::: PROVIDED RECORDS

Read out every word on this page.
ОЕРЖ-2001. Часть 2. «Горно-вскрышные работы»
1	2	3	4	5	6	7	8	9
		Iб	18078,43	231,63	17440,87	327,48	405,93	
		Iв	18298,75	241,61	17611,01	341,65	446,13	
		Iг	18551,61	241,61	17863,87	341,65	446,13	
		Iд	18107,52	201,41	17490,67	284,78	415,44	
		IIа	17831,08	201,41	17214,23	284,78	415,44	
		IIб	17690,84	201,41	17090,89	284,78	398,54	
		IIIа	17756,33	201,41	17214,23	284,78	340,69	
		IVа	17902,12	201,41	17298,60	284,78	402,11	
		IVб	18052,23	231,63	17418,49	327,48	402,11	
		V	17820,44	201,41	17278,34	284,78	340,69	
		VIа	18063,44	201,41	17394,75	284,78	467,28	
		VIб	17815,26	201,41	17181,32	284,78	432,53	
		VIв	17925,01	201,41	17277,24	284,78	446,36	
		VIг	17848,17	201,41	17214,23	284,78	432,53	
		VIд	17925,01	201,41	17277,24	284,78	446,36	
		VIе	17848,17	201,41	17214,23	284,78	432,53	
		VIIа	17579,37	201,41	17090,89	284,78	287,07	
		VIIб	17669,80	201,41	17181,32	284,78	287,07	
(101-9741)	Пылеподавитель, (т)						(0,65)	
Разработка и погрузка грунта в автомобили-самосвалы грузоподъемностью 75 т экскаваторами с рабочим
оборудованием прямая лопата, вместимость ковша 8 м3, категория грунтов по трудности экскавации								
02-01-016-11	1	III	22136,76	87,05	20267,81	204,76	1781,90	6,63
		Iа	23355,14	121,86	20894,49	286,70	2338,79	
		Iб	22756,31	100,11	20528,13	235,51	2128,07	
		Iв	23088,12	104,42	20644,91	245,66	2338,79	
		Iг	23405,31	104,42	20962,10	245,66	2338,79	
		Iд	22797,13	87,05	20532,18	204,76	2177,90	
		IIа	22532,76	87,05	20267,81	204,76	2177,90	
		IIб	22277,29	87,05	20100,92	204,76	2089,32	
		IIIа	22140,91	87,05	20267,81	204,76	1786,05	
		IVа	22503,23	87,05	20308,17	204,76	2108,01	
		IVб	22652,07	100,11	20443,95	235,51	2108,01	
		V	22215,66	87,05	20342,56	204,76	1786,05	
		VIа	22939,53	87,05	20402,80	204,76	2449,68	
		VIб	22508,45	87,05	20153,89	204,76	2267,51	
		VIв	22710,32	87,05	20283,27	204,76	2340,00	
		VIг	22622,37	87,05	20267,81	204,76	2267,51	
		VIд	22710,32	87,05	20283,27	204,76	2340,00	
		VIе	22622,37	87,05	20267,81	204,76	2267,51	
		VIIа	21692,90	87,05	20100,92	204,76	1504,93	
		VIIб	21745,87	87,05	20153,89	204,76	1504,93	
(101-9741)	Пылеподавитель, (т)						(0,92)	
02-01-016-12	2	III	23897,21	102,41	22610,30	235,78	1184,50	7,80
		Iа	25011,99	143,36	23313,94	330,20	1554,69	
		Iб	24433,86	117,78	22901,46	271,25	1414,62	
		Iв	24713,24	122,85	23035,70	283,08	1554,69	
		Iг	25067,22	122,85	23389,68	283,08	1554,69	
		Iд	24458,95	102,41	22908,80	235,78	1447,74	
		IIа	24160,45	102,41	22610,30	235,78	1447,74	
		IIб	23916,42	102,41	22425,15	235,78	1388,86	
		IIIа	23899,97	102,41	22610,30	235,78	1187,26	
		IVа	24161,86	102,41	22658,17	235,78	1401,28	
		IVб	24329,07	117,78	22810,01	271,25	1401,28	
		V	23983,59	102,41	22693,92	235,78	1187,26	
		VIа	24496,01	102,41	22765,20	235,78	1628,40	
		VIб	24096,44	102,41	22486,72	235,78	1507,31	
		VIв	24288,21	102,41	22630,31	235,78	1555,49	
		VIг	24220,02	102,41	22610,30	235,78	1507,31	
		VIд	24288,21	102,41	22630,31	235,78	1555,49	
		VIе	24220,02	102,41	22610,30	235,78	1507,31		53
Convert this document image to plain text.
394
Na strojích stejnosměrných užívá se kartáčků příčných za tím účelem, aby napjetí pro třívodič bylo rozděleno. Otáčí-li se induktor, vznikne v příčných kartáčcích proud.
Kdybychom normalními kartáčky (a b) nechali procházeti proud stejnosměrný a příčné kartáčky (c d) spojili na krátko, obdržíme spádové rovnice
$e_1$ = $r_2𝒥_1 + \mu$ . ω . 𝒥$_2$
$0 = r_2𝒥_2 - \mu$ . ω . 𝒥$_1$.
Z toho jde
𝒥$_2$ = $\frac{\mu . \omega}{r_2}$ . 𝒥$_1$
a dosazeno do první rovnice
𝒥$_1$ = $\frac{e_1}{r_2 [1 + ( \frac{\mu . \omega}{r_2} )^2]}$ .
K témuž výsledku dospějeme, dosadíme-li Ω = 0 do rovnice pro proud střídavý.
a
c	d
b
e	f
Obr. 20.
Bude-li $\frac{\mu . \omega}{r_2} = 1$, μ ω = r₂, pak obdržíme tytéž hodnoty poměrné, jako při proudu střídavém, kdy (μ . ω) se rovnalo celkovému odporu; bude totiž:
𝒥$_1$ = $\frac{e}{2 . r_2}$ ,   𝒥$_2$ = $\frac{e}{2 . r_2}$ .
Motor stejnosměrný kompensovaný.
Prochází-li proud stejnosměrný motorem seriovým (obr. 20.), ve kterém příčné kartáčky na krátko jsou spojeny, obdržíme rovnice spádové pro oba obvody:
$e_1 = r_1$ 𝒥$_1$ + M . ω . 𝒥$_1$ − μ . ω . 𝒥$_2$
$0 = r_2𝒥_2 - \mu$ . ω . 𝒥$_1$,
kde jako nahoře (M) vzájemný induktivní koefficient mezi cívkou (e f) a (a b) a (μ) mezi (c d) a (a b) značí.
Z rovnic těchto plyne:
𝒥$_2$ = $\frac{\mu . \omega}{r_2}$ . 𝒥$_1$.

::::::

GOAL OF THE EXERCISE |
Send back each record exactly as it stands.

THE RESULT |
Read out every word on this page.
ОЕРЖ-2001. Часть 2. «Горно-вскрышные работы»
1	2	3	4	5	6	7	8	9
		Iб	18078,43	231,63	17440,87	327,48	405,93	
		Iв	18298,75	241,61	17611,01	341,65	446,13	
		Iг	18551,61	241,61	17863,87	341,65	446,13	
		Iд	18107,52	201,41	17490,67	284,78	415,44	
		IIа	17831,08	201,41	17214,23	284,78	415,44	
		IIб	17690,84	201,41	17090,89	284,78	398,54	
		IIIа	17756,33	201,41	17214,23	284,78	340,69	
		IVа	17902,12	201,41	17298,60	284,78	402,11	
		IVб	18052,23	231,63	17418,49	327,48	402,11	
		V	17820,44	201,41	17278,34	284,78	340,69	
		VIа	18063,44	201,41	17394,75	284,78	467,28	
		VIб	17815,26	201,41	17181,32	284,78	432,53	
		VIв	17925,01	201,41	17277,24	284,78	446,36	
		VIг	17848,17	201,41	17214,23	284,78	432,53	
		VIд	17925,01	201,41	17277,24	284,78	446,36	
		VIе	17848,17	201,41	17214,23	284,78	432,53	
		VIIа	17579,37	201,41	17090,89	284,78	287,07	
		VIIб	17669,80	201,41	17181,32	284,78	287,07	
(101-9741)	Пылеподавитель, (т)						(0,65)	
Разработка и погрузка грунта в автомобили-самосвалы грузоподъемностью 75 т экскаваторами с рабочим
оборудованием прямая лопата, вместимость ковша 8 м3, категория грунтов по трудности экскавации								
02-01-016-11	1	III	22136,76	87,05	20267,81	204,76	1781,90	6,63
		Iа	23355,14	121,86	20894,49	286,70	2338,79	
		Iб	22756,31	100,11	20528,13	235,51	2128,07	
		Iв	23088,12	104,42	20644,91	245,66	2338,79	
		Iг	23405,31	104,42	20962,10	245,66	2338,79	
		Iд	22797,13	87,05	20532,18	204,76	2177,90	
		IIа	22532,76	87,05	20267,81	204,76	2177,90	
		IIб	22277,29	87,05	20100,92	204,76	2089,32	
		IIIа	22140,91	87,05	20267,81	204,76	1786,05	
		IVа	22503,23	87,05	20308,17	204,76	2108,01	
		IVб	22652,07	100,11	20443,95	235,51	2108,01	
		V	22215,66	87,05	20342,56	204,76	1786,05	
		VIа	22939,53	87,05	20402,80	204,76	2449,68	
		VIб	22508,45	87,05	20153,89	204,76	2267,51	
		VIв	22710,32	87,05	20283,27	204,76	2340,00	
		VIг	22622,37	87,05	20267,81	204,76	2267,51	
		VIд	22710,32	87,05	20283,27	204,76	2340,00	
		VIе	22622,37	87,05	20267,81	204,76	2267,51	
		VIIа	21692,90	87,05	20100,92	204,76	1504,93	
		VIIб	21745,87	87,05	20153,89	204,76	1504,93	
(101-9741)	Пылеподавитель, (т)						(0,92)	
02-01-016-12	2	III	23897,21	102,41	22610,30	235,78	1184,50	7,80
		Iа	25011,99	143,36	23313,94	330,20	1554,69	
		Iб	24433,86	117,78	22901,46	271,25	1414,62	
		Iв	24713,24	122,85	23035,70	283,08	1554,69	
		Iг	25067,22	122,85	23389,68	283,08	1554,69	
		Iд	24458,95	102,41	22908,80	235,78	1447,74	
		IIа	24160,45	102,41	22610,30	235,78	1447,74	
		IIб	23916,42	102,41	22425,15	235,78	1388,86	
		IIIа	23899,97	102,41	22610,30	235,78	1187,26	
		IVа	24161,86	102,41	22658,17	235,78	1401,28	
		IVб	24329,07	117,78	22810,01	271,25	1401,28	
		V	23983,59	102,41	22693,92	235,78	1187,26	
		VIа	24496,01	102,41	22765,20	235,78	1628,40	
		VIб	24096,44	102,41	22486,72	235,78	1507,31	
		VIв	24288,21	102,41	22630,31	235,78	1555,49	
		VIг	24220,02	102,41	22610,30	235,78	1507,31	
		VIд	24288,21	102,41	22630,31	235,78	1555,49	
		VIе	24220,02	102,41	22610,30	235,78	1507,31		53
Convert this document image to plain text.
394
Na strojích stejnosměrných užívá se kartáčků příčných za tím účelem, aby napjetí pro třívodič bylo rozděleno. Otáčí-li se induktor, vznikne v příčných kartáčcích proud.
Kdybychom normalními kartáčky (a b) nechali procházeti proud stejnosměrný a příčné kartáčky (c d) spojili na krátko, obdržíme spádové rovnice
$e_1$ = $r_2𝒥_1 + \mu$ . ω . 𝒥$_2$
$0 = r_2𝒥_2 - \mu$ . ω . 𝒥$_1$.
Z toho jde
𝒥$_2$ = $\frac{\mu . \omega}{r_2}$ . 𝒥$_1$
a dosazeno do první rovnice
𝒥$_1$ = $\frac{e_1}{r_2 [1 + ( \frac{\mu . \omega}{r_2} )^2]}$ .
K témuž výsledku dospějeme, dosadíme-li Ω = 0 do rovnice pro proud střídavý.
a
c	d
b
e	f
Obr. 20.
Bude-li $\frac{\mu . \omega}{r_2} = 1$, μ ω = r₂, pak obdržíme tytéž hodnoty poměrné, jako při proudu střídavém, kdy (μ . ω) se rovnalo celkovému odporu; bude totiž:
𝒥$_1$ = $\frac{e}{2 . r_2}$ ,   𝒥$_2$ = $\frac{e}{2 . r_2}$ .
Motor stejnosměrný kompensovaný.
Prochází-li proud stejnosměrný motorem seriovým (obr. 20.), ve kterém příčné kartáčky na krátko jsou spojeny, obdržíme rovnice spádové pro oba obvody:
$e_1 = r_1$ 𝒥$_1$ + M . ω . 𝒥$_1$ − μ . ω . 𝒥$_2$
$0 = r_2𝒥_2 - \mu$ . ω . 𝒥$_1$,
kde jako nahoře (M) vzájemný induktivní koefficient mezi cívkou (e f) a (a b) a (μ) mezi (c d) a (a b) značí.
Z rovnic těchto plyne:
𝒥$_2$ = $\frac{\mu . \omega}{r_2}$ . 𝒥$_1$.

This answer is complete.